• Listings of element locations
####################
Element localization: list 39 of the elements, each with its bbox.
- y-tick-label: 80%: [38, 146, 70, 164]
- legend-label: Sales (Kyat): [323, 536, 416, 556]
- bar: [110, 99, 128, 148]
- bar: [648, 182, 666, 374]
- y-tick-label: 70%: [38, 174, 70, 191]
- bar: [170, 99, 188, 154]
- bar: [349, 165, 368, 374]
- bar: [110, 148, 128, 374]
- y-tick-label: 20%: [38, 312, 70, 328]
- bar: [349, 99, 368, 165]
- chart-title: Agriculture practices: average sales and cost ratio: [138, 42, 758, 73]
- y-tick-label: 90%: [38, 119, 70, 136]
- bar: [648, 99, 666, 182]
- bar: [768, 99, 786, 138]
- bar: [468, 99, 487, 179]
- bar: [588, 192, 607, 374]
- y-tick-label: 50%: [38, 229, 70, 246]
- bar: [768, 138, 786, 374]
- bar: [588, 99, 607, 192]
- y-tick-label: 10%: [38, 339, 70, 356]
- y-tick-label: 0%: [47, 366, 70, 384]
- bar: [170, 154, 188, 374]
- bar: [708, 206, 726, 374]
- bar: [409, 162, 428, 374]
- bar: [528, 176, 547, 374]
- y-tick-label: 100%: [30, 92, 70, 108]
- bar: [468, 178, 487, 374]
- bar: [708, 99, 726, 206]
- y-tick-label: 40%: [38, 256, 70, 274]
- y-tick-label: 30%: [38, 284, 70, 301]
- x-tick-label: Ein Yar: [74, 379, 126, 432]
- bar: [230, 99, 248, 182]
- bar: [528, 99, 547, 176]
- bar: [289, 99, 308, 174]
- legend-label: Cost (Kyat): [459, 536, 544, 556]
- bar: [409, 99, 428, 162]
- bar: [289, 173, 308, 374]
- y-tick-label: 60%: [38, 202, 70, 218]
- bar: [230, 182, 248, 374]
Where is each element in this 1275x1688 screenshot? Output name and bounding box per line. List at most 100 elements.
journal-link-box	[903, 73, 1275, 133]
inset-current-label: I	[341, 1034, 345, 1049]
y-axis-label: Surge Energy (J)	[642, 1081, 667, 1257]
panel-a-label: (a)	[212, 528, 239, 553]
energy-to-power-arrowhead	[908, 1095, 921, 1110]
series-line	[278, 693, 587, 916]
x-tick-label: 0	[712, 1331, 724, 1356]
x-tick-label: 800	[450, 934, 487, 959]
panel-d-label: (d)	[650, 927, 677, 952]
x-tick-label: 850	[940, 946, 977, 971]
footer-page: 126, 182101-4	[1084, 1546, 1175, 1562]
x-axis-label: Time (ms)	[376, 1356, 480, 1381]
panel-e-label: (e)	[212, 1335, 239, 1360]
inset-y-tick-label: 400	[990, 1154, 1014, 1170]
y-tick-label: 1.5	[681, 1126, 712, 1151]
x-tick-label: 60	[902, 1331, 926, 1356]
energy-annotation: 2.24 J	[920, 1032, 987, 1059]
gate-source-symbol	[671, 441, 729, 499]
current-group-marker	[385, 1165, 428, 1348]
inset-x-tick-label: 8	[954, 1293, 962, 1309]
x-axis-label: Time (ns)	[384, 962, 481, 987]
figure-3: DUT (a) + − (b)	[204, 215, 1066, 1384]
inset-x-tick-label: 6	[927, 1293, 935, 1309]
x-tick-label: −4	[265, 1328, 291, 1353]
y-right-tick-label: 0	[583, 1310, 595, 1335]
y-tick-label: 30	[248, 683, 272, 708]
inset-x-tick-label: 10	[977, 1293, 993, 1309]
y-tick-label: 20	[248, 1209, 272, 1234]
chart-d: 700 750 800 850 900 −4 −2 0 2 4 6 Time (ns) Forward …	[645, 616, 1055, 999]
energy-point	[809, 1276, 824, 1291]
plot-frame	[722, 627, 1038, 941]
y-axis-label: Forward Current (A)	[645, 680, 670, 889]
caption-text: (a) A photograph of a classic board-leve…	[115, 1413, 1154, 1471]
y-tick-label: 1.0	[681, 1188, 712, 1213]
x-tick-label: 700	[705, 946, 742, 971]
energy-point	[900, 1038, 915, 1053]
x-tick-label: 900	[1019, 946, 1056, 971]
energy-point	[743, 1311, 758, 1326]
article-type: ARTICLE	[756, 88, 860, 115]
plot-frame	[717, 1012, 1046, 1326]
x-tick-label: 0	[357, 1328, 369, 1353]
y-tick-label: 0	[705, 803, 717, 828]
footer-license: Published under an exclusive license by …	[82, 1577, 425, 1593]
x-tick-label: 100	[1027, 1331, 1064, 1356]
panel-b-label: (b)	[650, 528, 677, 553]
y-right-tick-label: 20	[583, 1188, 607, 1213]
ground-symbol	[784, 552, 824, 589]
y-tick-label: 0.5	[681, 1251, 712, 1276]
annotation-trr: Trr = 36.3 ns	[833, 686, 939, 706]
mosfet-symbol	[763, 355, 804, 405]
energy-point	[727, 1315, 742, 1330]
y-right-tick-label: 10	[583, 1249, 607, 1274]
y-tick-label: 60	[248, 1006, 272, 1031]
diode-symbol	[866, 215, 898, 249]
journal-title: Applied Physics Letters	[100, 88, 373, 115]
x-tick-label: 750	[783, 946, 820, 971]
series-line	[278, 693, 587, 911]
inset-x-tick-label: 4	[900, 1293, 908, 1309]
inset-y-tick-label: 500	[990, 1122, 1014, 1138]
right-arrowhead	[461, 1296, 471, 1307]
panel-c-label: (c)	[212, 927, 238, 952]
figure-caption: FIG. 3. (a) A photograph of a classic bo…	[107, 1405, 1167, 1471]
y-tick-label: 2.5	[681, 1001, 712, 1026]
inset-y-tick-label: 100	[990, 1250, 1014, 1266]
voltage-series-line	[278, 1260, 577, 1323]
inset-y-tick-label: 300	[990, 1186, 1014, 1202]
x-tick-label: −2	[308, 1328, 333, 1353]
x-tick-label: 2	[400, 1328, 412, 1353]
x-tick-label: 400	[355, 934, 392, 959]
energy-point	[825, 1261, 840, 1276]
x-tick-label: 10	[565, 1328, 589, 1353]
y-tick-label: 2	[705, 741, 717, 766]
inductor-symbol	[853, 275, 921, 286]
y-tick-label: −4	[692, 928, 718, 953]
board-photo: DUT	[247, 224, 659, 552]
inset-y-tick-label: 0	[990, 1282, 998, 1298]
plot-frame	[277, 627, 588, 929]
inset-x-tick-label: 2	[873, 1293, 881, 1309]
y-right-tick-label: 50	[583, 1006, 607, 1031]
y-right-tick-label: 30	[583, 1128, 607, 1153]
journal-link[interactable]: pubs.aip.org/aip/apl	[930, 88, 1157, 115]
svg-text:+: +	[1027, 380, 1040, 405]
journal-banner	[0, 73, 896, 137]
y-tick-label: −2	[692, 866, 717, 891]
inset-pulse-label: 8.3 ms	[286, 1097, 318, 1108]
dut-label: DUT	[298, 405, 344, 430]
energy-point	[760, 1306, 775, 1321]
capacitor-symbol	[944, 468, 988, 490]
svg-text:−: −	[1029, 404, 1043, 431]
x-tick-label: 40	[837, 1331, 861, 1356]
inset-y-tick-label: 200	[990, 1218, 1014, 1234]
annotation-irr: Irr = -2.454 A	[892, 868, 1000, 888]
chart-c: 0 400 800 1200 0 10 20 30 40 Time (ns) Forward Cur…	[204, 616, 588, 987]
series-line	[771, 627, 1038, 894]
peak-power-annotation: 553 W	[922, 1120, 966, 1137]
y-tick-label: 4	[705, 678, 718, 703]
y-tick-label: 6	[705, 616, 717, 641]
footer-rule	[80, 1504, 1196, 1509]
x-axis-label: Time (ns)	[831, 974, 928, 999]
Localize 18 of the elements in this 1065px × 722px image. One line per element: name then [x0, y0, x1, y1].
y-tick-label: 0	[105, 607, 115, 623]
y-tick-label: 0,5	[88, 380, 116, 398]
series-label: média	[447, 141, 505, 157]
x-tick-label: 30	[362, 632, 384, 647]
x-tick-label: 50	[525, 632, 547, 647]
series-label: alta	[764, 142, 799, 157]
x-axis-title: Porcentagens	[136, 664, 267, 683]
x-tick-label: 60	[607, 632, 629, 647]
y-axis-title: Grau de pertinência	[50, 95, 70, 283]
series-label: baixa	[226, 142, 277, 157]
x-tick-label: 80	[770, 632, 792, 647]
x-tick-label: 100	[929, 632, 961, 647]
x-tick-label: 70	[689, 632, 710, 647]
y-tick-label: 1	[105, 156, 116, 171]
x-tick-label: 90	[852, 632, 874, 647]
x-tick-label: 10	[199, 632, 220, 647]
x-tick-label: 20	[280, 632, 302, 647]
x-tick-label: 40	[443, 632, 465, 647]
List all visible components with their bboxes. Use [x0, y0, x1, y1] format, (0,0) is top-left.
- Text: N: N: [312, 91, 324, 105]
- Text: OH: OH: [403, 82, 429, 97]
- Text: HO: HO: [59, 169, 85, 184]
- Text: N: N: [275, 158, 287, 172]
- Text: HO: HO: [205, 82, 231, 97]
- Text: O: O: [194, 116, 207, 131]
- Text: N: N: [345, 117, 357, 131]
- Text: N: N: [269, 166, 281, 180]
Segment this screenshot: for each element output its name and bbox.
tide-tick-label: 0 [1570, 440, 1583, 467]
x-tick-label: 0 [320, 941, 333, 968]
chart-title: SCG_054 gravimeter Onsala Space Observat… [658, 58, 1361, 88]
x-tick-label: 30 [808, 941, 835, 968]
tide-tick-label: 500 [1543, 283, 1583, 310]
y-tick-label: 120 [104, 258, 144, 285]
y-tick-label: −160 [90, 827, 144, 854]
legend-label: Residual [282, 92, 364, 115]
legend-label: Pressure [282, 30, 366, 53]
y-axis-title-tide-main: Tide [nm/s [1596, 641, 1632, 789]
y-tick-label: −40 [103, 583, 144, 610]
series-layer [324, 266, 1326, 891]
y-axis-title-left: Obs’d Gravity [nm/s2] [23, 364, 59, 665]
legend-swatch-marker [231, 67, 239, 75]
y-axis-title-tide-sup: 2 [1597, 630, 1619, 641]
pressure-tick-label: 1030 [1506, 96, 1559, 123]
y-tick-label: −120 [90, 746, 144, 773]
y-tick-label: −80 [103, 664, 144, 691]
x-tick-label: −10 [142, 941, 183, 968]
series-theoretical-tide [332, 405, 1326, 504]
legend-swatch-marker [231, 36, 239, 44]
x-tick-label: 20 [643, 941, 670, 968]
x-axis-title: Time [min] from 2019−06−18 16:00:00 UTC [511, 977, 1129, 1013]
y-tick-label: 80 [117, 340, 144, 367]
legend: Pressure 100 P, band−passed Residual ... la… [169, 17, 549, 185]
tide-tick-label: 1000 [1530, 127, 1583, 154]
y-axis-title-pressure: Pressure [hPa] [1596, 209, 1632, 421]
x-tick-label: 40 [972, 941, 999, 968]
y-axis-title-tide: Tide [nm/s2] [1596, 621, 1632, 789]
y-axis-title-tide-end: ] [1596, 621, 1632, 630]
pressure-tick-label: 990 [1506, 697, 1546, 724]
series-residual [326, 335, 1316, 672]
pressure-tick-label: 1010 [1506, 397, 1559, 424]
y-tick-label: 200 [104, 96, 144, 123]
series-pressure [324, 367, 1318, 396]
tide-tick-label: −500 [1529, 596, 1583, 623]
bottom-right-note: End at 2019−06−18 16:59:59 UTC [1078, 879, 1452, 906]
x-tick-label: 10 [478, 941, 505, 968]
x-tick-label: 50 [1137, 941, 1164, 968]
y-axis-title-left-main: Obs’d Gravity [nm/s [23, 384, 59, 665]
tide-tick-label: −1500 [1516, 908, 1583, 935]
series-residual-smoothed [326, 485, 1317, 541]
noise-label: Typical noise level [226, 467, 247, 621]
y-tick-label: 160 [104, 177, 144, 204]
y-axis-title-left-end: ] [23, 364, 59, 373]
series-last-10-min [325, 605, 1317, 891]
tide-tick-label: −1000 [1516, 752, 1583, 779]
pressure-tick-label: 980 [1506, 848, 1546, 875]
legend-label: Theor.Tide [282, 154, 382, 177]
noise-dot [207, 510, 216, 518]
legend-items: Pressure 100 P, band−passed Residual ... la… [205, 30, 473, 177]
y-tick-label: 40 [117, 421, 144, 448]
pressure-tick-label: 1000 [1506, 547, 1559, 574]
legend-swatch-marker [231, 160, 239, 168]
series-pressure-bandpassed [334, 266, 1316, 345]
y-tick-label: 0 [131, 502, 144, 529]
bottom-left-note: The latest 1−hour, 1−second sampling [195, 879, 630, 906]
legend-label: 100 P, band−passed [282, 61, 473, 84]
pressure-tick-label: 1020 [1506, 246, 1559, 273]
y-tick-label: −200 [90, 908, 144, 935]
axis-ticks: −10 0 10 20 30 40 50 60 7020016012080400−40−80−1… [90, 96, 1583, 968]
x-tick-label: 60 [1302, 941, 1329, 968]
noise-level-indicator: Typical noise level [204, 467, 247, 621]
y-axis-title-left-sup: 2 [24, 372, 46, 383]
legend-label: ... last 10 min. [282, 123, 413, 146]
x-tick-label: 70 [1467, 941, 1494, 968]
####################
• Directions
Arrange the items from the first line through the line containing "- y-tick-label: 50%: [38, 229, 70, 246]" as a Markdown table with the columns No. and Text. Number each line in order and omit any blank lines.

• Response to the exercise
| No. | Text |
|---|---|
| 1 | Element localization: list 39 of the elements, each with its bbox. |
| 2 | - y-tick-label: 80%: [38, 146, 70, 164] |
| 3 | - legend-label: Sales (Kyat): [323, 536, 416, 556] |
| 4 | - bar: [110, 99, 128, 148] |
| 5 | - bar: [648, 182, 666, 374] |
| 6 | - y-tick-label: 70%: [38, 174, 70, 191] |
| 7 | - bar: [170, 99, 188, 154] |
| 8 | - bar: [349, 165, 368, 374] |
| 9 | - bar: [110, 148, 128, 374] |
| 10 | - y-tick-label: 20%: [38, 312, 70, 328] |
| 11 | - bar: [349, 99, 368, 165] |
| 12 | - chart-title: Agriculture practices: average sales and cost ratio: [138, 42, 758, 73] |
| 13 | - y-tick-label: 90%: [38, 119, 70, 136] |
| 14 | - bar: [648, 99, 666, 182] |
| 15 | - bar: [768, 99, 786, 138] |
| 16 | - bar: [468, 99, 487, 179] |
| 17 | - bar: [588, 192, 607, 374] |
| 18 | - y-tick-label: 50%: [38, 229, 70, 246] |